### What is required
Pull out every line below containing the word "EDITING".

### Material supplied
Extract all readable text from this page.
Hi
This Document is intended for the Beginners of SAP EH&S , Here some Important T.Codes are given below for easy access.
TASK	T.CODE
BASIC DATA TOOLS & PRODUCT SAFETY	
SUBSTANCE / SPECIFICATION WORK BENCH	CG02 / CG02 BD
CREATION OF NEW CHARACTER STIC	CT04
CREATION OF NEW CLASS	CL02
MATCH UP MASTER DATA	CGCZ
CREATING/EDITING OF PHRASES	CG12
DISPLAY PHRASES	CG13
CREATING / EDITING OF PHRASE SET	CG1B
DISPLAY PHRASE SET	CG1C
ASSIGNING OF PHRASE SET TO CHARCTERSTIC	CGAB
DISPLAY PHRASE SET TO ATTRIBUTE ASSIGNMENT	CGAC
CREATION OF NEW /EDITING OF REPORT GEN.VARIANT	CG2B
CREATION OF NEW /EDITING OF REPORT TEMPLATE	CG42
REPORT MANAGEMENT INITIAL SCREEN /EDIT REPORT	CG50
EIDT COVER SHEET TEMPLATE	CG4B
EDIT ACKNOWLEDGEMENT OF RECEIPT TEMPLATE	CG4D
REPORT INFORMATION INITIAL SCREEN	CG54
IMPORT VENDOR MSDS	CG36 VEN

--

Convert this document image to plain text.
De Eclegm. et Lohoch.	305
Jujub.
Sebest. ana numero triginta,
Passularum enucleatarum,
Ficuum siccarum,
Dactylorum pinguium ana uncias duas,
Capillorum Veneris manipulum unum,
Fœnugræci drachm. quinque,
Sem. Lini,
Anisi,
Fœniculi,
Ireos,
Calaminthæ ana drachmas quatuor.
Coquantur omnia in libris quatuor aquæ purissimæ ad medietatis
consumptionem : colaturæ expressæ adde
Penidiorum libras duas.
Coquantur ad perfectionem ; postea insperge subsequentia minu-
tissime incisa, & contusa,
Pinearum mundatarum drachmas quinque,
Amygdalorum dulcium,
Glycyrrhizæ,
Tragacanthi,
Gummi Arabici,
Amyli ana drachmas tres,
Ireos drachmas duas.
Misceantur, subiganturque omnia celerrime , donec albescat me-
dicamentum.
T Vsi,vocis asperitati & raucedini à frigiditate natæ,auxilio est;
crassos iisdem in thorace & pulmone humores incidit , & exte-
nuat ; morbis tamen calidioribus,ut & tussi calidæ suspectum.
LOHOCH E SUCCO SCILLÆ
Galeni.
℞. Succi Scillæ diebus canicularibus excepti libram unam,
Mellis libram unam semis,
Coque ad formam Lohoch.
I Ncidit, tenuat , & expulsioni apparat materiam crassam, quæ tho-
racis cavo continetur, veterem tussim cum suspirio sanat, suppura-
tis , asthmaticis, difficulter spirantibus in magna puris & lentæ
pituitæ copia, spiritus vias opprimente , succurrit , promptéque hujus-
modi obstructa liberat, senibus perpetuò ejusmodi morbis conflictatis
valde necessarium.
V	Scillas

### Answer for the task
CREATING/EDITING OF PHRASES	CG12
CREATING / EDITING OF PHRASE SET	CG1B
CREATION OF NEW /EDITING OF REPORT GEN.VARIANT	CG2B
CREATION OF NEW /EDITING OF REPORT TEMPLATE	CG42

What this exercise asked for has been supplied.